-- Start Given information --

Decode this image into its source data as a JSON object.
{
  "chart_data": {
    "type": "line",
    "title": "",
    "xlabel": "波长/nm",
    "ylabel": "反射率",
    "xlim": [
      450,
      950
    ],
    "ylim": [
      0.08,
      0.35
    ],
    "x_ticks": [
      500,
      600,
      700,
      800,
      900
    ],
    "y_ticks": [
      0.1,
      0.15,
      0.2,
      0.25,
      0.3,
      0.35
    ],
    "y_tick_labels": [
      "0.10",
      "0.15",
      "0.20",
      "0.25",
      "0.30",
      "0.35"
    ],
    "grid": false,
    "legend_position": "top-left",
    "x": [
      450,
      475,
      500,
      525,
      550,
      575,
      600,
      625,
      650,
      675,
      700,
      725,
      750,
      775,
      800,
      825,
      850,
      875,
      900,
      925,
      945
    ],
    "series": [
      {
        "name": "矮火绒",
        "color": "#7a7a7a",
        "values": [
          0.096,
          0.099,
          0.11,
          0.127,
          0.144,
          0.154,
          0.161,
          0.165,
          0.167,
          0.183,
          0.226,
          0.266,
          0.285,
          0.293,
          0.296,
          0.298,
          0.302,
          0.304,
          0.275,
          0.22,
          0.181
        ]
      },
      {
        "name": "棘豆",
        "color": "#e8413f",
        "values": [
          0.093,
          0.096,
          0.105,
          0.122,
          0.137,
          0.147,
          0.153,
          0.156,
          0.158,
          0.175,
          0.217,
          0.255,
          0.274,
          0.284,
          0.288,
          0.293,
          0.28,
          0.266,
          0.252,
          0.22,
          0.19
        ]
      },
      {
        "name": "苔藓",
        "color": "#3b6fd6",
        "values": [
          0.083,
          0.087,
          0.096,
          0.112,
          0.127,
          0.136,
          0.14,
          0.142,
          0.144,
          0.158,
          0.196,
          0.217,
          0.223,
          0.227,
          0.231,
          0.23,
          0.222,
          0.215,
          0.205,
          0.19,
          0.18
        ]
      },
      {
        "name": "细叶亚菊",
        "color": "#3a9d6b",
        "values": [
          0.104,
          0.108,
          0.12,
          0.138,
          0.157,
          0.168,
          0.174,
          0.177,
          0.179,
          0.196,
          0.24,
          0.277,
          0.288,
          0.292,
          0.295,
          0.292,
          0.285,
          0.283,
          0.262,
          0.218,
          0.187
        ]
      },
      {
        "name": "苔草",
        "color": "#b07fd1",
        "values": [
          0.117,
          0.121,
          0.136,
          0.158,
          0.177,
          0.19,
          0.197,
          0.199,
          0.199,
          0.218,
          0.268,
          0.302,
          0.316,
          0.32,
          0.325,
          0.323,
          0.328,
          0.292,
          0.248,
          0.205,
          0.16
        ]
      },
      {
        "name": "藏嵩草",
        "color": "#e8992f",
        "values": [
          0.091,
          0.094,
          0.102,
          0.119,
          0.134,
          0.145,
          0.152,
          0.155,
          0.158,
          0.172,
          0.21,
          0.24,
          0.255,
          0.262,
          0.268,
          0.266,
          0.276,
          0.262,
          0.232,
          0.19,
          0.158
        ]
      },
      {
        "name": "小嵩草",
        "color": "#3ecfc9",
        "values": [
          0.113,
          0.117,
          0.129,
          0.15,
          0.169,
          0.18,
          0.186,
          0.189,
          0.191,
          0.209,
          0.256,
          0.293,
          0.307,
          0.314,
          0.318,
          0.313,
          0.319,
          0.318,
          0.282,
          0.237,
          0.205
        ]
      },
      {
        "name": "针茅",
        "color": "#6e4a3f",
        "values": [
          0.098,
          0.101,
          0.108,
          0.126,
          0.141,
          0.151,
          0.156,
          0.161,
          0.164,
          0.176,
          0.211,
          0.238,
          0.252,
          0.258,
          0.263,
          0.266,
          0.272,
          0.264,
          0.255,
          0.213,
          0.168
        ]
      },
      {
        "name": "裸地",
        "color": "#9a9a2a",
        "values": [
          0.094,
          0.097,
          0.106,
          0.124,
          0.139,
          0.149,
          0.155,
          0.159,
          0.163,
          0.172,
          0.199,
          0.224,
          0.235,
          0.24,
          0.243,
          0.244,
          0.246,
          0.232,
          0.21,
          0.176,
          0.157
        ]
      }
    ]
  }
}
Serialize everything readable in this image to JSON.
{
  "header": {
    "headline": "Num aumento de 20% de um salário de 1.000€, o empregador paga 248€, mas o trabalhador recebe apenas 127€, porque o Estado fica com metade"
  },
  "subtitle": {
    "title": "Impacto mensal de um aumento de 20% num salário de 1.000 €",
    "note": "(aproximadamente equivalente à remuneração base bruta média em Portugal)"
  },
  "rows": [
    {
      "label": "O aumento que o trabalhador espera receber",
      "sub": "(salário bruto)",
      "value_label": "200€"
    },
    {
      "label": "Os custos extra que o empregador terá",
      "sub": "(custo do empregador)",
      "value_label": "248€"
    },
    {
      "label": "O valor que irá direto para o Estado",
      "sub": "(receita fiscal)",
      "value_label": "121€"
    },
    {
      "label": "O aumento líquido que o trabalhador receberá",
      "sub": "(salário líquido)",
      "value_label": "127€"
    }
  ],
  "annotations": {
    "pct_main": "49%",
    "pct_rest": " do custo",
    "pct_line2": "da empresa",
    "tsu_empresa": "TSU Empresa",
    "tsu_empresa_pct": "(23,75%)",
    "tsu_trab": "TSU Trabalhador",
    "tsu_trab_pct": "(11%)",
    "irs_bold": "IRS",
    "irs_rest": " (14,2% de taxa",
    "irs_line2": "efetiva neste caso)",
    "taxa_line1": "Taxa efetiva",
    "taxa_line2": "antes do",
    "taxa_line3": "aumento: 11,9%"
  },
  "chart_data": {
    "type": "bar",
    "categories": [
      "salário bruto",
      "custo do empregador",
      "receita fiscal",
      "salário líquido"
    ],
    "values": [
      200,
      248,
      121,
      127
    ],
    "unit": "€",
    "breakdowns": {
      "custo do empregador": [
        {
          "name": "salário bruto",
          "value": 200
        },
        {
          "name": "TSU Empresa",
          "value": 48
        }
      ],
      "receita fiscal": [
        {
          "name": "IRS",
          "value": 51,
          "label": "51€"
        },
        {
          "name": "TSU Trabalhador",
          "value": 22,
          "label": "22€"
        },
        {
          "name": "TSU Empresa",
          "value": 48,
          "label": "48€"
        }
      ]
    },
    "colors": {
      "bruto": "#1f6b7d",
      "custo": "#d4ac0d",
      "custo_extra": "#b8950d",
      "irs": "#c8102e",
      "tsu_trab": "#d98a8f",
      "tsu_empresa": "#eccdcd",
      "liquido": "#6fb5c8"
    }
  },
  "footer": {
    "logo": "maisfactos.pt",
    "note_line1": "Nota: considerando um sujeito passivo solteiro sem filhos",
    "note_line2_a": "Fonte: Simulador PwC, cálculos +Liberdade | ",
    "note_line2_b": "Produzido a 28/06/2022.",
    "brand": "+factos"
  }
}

-- End Given information --

**Aim:** Above are the records; retype every one exactly.

**Result of the task:**
Decode this image into its source data as a JSON object.
{
  "chart_data": {
    "type": "line",
    "title": "",
    "xlabel": "波长/nm",
    "ylabel": "反射率",
    "xlim": [
      450,
      950
    ],
    "ylim": [
      0.08,
      0.35
    ],
    "x_ticks": [
      500,
      600,
      700,
      800,
      900
    ],
    "y_ticks": [
      0.1,
      0.15,
      0.2,
      0.25,
      0.3,
      0.35
    ],
    "y_tick_labels": [
      "0.10",
      "0.15",
      "0.20",
      "0.25",
      "0.30",
      "0.35"
    ],
    "grid": false,
    "legend_position": "top-left",
    "x": [
      450,
      475,
      500,
      525,
      550,
      575,
      600,
      625,
      650,
      675,
      700,
      725,
      750,
      775,
      800,
      825,
      850,
      875,
      900,
      925,
      945
    ],
    "series": [
      {
        "name": "矮火绒",
        "color": "#7a7a7a",
        "values": [
          0.096,
          0.099,
          0.11,
          0.127,
          0.144,
          0.154,
          0.161,
          0.165,
          0.167,
          0.183,
          0.226,
          0.266,
          0.285,
          0.293,
          0.296,
          0.298,
          0.302,
          0.304,
          0.275,
          0.22,
          0.181
        ]
      },
      {
        "name": "棘豆",
        "color": "#e8413f",
        "values": [
          0.093,
          0.096,
          0.105,
          0.122,
          0.137,
          0.147,
          0.153,
          0.156,
          0.158,
          0.175,
          0.217,
          0.255,
          0.274,
          0.284,
          0.288,
          0.293,
          0.28,
          0.266,
          0.252,
          0.22,
          0.19
        ]
      },
      {
        "name": "苔藓",
        "color": "#3b6fd6",
        "values": [
          0.083,
          0.087,
          0.096,
          0.112,
          0.127,
          0.136,
          0.14,
          0.142,
          0.144,
          0.158,
          0.196,
          0.217,
          0.223,
          0.227,
          0.231,
          0.23,
          0.222,
          0.215,
          0.205,
          0.19,
          0.18
        ]
      },
      {
        "name": "细叶亚菊",
        "color": "#3a9d6b",
        "values": [
          0.104,
          0.108,
          0.12,
          0.138,
          0.157,
          0.168,
          0.174,
          0.177,
          0.179,
          0.196,
          0.24,
          0.277,
          0.288,
          0.292,
          0.295,
          0.292,
          0.285,
          0.283,
          0.262,
          0.218,
          0.187
        ]
      },
      {
        "name": "苔草",
        "color": "#b07fd1",
        "values": [
          0.117,
          0.121,
          0.136,
          0.158,
          0.177,
          0.19,
          0.197,
          0.199,
          0.199,
          0.218,
          0.268,
          0.302,
          0.316,
          0.32,
          0.325,
          0.323,
          0.328,
          0.292,
          0.248,
          0.205,
          0.16
        ]
      },
      {
        "name": "藏嵩草",
        "color": "#e8992f",
        "values": [
          0.091,
          0.094,
          0.102,
          0.119,
          0.134,
          0.145,
          0.152,
          0.155,
          0.158,
          0.172,
          0.21,
          0.24,
          0.255,
          0.262,
          0.268,
          0.266,
          0.276,
          0.262,
          0.232,
          0.19,
          0.158
        ]
      },
      {
        "name": "小嵩草",
        "color": "#3ecfc9",
        "values": [
          0.113,
          0.117,
          0.129,
          0.15,
          0.169,
          0.18,
          0.186,
          0.189,
          0.191,
          0.209,
          0.256,
          0.293,
          0.307,
          0.314,
          0.318,
          0.313,
          0.319,
          0.318,
          0.282,
          0.237,
          0.205
        ]
      },
      {
        "name": "针茅",
        "color": "#6e4a3f",
        "values": [
          0.098,
          0.101,
          0.108,
          0.126,
          0.141,
          0.151,
          0.156,
          0.161,
          0.164,
          0.176,
          0.211,
          0.238,
          0.252,
          0.258,
          0.263,
          0.266,
          0.272,
          0.264,
          0.255,
          0.213,
          0.168
        ]
      },
      {
        "name": "裸地",
        "color": "#9a9a2a",
        "values": [
          0.094,
          0.097,
          0.106,
          0.124,
          0.139,
          0.149,
          0.155,
          0.159,
          0.163,
          0.172,
          0.199,
          0.224,
          0.235,
          0.24,
          0.243,
          0.244,
          0.246,
          0.232,
          0.21,
          0.176,
          0.157
        ]
      }
    ]
  }
}
Serialize everything readable in this image to JSON.
{
  "header": {
    "headline": "Num aumento de 20% de um salário de 1.000€, o empregador paga 248€, mas o trabalhador recebe apenas 127€, porque o Estado fica com metade"
  },
  "subtitle": {
    "title": "Impacto mensal de um aumento de 20% num salário de 1.000 €",
    "note": "(aproximadamente equivalente à remuneração base bruta média em Portugal)"
  },
  "rows": [
    {
      "label": "O aumento que o trabalhador espera receber",
      "sub": "(salário bruto)",
      "value_label": "200€"
    },
    {
      "label": "Os custos extra que o empregador terá",
      "sub": "(custo do empregador)",
      "value_label": "248€"
    },
    {
      "label": "O valor que irá direto para o Estado",
      "sub": "(receita fiscal)",
      "value_label": "121€"
    },
    {
      "label": "O aumento líquido que o trabalhador receberá",
      "sub": "(salário líquido)",
      "value_label": "127€"
    }
  ],
  "annotations": {
    "pct_main": "49%",
    "pct_rest": " do custo",
    "pct_line2": "da empresa",
    "tsu_empresa": "TSU Empresa",
    "tsu_empresa_pct": "(23,75%)",
    "tsu_trab": "TSU Trabalhador",
    "tsu_trab_pct": "(11%)",
    "irs_bold": "IRS",
    "irs_rest": " (14,2% de taxa",
    "irs_line2": "efetiva neste caso)",
    "taxa_line1": "Taxa efetiva",
    "taxa_line2": "antes do",
    "taxa_line3": "aumento: 11,9%"
  },
  "chart_data": {
    "type": "bar",
    "categories": [
      "salário bruto",
      "custo do empregador",
      "receita fiscal",
      "salário líquido"
    ],
    "values": [
      200,
      248,
      121,
      127
    ],
    "unit": "€",
    "breakdowns": {
      "custo do empregador": [
        {
          "name": "salário bruto",
          "value": 200
        },
        {
          "name": "TSU Empresa",
          "value": 48
        }
      ],
      "receita fiscal": [
        {
          "name": "IRS",
          "value": 51,
          "label": "51€"
        },
        {
          "name": "TSU Trabalhador",
          "value": 22,
          "label": "22€"
        },
        {
          "name": "TSU Empresa",
          "value": 48,
          "label": "48€"
        }
      ]
    },
    "colors": {
      "bruto": "#1f6b7d",
      "custo": "#d4ac0d",
      "custo_extra": "#b8950d",
      "irs": "#c8102e",
      "tsu_trab": "#d98a8f",
      "tsu_empresa": "#eccdcd",
      "liquido": "#6fb5c8"
    }
  },
  "footer": {
    "logo": "maisfactos.pt",
    "note_line1": "Nota: considerando um sujeito passivo solteiro sem filhos",
    "note_line2_a": "Fonte: Simulador PwC, cálculos +Liberdade | ",
    "note_line2_b": "Produzido a 28/06/2022.",
    "brand": "+factos"
  }
}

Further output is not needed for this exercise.